Report how many lines hold the string "What". Give the number and nothing else.

>> BEGIN EXERCISE MATERIAL

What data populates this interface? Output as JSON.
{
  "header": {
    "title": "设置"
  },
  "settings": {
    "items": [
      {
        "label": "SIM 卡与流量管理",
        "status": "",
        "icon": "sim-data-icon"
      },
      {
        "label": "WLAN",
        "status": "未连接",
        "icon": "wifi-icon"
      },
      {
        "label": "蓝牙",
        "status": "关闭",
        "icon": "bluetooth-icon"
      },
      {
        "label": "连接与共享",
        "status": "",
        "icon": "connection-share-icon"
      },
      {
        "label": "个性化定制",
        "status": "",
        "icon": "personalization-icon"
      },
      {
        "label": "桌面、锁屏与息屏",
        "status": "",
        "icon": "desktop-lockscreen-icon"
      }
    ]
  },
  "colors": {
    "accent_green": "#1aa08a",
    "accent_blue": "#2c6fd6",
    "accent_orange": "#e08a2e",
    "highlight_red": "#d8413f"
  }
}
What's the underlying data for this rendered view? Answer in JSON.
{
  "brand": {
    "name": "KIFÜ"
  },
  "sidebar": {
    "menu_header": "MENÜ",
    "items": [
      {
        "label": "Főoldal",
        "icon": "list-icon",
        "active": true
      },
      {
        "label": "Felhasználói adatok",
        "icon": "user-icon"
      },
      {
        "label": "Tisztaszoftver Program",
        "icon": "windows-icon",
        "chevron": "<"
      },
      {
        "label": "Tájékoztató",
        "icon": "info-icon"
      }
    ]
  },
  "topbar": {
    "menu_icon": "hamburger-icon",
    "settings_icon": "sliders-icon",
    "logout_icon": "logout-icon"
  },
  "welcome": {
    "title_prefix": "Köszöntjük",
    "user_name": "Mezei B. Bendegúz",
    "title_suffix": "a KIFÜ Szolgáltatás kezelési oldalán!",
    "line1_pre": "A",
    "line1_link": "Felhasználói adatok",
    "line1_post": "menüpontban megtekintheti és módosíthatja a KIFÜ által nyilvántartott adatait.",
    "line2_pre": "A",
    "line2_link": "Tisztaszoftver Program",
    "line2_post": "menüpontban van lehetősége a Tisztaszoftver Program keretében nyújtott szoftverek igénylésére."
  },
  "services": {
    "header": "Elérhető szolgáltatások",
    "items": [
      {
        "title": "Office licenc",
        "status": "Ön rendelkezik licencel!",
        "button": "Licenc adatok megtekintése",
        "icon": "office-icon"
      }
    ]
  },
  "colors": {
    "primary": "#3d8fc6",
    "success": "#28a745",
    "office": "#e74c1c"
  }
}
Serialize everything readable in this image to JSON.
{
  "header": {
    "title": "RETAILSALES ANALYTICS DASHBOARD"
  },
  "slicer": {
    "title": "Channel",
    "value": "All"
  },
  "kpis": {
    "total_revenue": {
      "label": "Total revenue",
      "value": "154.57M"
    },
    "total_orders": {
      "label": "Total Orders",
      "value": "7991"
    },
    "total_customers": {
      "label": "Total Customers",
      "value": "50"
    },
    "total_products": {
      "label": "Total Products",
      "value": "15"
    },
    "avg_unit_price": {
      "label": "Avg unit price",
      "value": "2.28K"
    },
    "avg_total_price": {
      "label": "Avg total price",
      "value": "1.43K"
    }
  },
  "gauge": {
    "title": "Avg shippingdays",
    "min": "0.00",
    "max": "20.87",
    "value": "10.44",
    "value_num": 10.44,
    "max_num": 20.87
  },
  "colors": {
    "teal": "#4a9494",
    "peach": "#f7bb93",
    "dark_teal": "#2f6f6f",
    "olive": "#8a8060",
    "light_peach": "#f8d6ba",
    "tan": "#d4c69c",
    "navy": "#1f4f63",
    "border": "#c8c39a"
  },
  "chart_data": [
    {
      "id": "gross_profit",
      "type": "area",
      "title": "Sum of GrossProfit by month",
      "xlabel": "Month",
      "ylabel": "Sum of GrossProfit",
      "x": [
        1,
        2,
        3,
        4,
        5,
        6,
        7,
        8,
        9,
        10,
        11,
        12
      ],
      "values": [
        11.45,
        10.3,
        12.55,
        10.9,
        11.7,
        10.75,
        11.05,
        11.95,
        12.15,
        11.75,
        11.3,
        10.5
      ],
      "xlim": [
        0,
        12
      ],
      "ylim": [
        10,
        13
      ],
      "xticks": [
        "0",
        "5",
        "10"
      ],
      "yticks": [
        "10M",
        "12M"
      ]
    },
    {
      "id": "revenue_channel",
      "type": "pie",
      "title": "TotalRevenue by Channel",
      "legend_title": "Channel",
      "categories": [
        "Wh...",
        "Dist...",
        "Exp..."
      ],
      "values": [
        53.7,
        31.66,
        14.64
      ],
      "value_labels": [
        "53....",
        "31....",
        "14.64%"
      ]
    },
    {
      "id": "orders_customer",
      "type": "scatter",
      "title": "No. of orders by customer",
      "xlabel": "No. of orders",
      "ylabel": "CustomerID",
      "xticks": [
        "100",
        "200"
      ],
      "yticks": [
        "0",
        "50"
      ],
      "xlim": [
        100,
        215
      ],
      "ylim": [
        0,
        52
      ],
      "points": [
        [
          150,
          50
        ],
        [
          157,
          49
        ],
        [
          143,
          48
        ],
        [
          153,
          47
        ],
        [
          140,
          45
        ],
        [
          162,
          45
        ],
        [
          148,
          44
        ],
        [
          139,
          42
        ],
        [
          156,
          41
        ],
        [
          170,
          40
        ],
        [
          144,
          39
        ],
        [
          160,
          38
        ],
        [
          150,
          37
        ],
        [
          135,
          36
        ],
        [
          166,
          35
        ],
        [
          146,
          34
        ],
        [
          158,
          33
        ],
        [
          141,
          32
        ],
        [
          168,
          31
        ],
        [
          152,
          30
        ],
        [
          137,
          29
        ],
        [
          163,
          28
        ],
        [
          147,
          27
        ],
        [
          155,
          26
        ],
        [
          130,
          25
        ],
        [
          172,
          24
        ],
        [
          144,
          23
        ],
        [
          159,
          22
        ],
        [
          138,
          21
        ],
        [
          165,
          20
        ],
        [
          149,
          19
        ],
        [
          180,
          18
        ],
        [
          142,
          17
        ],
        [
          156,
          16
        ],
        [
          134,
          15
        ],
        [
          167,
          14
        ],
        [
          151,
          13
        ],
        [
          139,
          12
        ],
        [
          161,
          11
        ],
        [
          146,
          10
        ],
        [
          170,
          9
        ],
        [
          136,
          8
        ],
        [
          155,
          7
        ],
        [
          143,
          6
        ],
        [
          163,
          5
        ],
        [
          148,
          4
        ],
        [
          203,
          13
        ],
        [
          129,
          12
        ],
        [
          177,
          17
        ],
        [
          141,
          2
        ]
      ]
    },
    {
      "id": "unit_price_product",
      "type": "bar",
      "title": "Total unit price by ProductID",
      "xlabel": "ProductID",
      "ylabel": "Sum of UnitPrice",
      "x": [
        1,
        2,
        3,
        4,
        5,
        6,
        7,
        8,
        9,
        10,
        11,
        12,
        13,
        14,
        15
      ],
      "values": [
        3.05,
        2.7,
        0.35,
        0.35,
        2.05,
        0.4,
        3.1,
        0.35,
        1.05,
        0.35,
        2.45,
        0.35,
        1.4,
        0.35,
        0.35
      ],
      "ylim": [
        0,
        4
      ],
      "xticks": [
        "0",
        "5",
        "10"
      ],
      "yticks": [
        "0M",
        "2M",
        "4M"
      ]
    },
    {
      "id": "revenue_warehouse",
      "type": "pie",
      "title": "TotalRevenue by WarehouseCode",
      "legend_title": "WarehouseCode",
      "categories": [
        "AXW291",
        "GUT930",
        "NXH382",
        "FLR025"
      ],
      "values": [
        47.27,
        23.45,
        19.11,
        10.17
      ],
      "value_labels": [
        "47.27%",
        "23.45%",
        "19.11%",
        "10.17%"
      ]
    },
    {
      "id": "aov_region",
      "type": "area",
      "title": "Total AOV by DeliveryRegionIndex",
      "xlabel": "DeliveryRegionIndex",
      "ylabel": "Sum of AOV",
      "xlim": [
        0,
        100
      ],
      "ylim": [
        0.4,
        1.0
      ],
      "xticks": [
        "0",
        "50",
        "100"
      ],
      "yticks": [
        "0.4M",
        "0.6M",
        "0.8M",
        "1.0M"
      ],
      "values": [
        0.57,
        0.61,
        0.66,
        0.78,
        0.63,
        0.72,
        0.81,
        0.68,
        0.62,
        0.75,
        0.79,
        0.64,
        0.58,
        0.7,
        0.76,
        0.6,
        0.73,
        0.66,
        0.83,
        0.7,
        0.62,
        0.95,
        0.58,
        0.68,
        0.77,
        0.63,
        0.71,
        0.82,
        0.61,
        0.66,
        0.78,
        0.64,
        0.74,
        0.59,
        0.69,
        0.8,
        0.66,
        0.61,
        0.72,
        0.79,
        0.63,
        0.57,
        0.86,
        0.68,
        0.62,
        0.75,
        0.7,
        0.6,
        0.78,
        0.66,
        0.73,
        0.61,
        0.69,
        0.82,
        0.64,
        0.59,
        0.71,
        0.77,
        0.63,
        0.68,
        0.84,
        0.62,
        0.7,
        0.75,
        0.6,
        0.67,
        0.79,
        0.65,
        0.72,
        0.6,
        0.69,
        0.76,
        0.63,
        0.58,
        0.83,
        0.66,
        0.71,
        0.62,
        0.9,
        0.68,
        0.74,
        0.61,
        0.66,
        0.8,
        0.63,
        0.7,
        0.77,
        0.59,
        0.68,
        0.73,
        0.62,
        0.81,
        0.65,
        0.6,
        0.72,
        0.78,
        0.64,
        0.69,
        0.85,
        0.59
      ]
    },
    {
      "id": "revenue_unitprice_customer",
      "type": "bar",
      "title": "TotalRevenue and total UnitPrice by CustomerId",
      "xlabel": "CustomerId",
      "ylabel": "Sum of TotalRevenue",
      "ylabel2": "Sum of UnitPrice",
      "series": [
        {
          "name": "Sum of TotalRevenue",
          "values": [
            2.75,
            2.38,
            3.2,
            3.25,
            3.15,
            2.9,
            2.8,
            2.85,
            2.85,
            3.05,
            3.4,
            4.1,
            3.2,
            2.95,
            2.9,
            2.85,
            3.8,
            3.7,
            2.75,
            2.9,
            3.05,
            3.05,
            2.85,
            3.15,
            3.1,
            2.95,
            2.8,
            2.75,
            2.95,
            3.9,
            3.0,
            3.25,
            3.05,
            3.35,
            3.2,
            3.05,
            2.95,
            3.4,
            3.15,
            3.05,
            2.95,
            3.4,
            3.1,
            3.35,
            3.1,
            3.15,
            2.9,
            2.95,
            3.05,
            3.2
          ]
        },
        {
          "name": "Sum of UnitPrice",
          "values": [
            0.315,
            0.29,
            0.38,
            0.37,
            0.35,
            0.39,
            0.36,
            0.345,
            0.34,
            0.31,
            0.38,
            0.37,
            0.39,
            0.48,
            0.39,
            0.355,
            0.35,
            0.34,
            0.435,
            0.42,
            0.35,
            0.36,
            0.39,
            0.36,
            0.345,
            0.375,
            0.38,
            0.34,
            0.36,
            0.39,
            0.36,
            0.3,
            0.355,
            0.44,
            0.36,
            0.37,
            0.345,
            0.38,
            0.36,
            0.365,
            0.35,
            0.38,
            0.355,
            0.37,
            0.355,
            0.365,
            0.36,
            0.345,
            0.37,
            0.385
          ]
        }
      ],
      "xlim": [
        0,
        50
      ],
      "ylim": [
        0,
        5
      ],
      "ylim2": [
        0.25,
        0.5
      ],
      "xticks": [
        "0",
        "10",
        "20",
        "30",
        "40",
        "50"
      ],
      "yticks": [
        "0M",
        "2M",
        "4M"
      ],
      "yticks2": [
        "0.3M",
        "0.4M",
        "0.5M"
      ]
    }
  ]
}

>> END EXERCISE MATERIAL

— RESULT FOR THIS EXERCISE —
2